- _AUFGABE_:
Gib aus dem Text über das Jurastudium die Passage von „Wer Jura studiert“ bis einschließlich „Details und Spezialfälle.“ erneut wieder und ersetze darin „Systematik“ durch „Struktur“.

- _TEXTABSCHNITT_:
==================================================
Die Vorstellungen darüber, wie das juristische Studium so aussieht, gehen bei Laien oft weit auseinander. Manche meinen, ein fertiger Jurist (oder auch einer, der gerade einmal zwei Semester hinter sich gebracht hat) müsse aus dem Stegreif alles wissen, was man ihn an der Kneipentheke fragt. Andere wiederum glauben, man komme als Fachanwalt (um nicht zu sagen Fachidiot) von der Universität und kenne sich nur mit einem Rechtsgebiet gründlich aus.

Wer Jura studiert hat, kann bestätigen, dass weder das eine noch das andere der Fall ist. Man bringt ein durchaus breites Wissen mit, das aber vielen Gesetze schlicht ausblendet. Das, was man weiß, beherrscht man mit gewissem Blick für die Systematik, aber ohne das Durchdringen letzter Details und Spezialfälle.
==================================================
- _DATENSATZ_:
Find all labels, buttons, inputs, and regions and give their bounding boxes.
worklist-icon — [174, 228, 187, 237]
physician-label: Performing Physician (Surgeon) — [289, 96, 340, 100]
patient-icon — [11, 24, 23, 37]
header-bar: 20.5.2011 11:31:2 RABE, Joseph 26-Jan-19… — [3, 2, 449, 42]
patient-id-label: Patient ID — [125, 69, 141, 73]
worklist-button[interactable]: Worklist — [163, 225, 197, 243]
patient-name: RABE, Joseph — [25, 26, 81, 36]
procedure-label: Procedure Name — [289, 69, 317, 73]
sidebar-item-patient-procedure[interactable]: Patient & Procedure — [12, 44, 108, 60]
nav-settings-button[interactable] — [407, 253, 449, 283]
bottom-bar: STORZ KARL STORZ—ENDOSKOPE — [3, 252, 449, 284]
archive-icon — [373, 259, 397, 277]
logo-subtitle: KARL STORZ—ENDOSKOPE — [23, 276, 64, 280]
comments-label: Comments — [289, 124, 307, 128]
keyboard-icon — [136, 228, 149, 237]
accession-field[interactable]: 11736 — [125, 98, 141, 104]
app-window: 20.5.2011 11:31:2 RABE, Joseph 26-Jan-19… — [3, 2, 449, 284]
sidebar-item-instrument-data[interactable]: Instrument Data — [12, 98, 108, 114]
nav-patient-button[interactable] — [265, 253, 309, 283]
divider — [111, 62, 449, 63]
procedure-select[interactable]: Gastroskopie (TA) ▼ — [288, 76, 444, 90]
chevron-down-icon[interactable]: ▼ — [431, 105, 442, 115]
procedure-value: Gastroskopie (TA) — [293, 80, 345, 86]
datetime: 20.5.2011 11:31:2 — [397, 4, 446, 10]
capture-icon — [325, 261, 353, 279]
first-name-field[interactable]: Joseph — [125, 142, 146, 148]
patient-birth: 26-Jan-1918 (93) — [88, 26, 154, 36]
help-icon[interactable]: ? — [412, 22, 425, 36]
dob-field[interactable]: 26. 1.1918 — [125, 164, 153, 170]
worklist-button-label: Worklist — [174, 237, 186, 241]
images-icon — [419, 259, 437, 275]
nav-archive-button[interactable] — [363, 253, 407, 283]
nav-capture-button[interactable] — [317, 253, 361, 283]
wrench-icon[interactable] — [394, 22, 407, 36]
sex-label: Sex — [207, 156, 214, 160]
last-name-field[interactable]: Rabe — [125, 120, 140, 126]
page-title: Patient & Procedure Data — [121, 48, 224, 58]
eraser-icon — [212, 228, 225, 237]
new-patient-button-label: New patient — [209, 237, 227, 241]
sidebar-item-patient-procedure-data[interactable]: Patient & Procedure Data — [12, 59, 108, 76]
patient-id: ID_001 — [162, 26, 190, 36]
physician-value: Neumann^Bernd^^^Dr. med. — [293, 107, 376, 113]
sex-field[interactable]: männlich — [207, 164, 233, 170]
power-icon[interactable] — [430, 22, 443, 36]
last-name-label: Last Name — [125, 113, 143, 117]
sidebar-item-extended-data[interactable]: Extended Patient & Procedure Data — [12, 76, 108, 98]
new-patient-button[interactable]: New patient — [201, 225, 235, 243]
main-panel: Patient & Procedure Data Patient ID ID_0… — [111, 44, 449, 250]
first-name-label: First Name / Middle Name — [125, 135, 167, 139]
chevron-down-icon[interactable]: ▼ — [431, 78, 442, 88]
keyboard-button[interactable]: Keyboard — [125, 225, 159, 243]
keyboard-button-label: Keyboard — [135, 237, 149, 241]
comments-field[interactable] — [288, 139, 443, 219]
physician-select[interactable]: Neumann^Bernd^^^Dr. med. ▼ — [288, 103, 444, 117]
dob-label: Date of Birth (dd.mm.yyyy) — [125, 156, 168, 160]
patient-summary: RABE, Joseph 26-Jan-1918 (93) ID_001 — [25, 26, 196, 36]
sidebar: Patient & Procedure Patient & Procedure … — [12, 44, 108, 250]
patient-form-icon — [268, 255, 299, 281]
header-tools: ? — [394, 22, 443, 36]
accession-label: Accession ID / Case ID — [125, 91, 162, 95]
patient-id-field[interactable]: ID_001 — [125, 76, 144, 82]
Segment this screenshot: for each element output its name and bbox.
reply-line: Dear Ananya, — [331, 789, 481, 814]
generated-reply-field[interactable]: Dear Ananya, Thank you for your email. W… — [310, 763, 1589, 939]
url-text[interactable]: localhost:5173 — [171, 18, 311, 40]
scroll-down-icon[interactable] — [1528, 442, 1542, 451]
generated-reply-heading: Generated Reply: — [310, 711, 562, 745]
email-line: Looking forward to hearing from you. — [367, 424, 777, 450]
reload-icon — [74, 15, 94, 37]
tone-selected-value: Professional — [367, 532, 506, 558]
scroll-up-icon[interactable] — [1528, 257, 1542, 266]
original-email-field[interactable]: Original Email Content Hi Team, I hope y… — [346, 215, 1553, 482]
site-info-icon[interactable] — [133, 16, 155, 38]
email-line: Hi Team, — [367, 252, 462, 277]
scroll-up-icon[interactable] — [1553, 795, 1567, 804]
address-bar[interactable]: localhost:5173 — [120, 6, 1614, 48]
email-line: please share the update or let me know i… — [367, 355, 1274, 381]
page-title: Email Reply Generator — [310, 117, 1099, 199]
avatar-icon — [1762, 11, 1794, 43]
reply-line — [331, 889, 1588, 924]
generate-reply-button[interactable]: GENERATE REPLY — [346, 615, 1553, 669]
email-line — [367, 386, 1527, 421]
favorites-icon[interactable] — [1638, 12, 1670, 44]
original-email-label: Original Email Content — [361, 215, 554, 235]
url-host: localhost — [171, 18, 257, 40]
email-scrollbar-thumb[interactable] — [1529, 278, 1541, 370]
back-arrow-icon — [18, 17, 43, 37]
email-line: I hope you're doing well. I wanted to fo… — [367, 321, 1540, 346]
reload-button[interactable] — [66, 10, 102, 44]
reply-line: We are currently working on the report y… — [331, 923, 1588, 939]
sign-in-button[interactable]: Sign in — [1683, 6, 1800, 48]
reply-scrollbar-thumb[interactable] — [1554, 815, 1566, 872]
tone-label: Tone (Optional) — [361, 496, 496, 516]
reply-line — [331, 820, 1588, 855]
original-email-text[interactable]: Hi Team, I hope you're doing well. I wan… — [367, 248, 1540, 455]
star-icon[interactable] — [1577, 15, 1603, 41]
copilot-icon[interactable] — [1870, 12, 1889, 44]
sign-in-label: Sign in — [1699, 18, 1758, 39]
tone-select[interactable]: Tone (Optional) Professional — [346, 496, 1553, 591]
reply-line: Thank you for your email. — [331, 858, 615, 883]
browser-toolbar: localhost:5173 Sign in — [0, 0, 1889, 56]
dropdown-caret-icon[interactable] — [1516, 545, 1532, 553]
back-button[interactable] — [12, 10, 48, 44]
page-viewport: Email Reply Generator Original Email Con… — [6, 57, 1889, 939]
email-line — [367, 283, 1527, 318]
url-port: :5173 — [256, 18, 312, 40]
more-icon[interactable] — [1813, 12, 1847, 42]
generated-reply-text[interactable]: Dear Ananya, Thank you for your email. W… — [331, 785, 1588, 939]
==================================================
- _VOLLSTÄNDIGE ANTWORT_:
Wer Jura studiert hat, kann bestätigen, dass weder das eine noch das andere der Fall ist. Man bringt ein durchaus breites Wissen mit, das aber vielen Gesetze schlicht ausblendet. Das, was man weiß, beherrscht man mit gewissem Blick für die Struktur, aber ohne das Durchdringen letzter Details und Spezialfälle.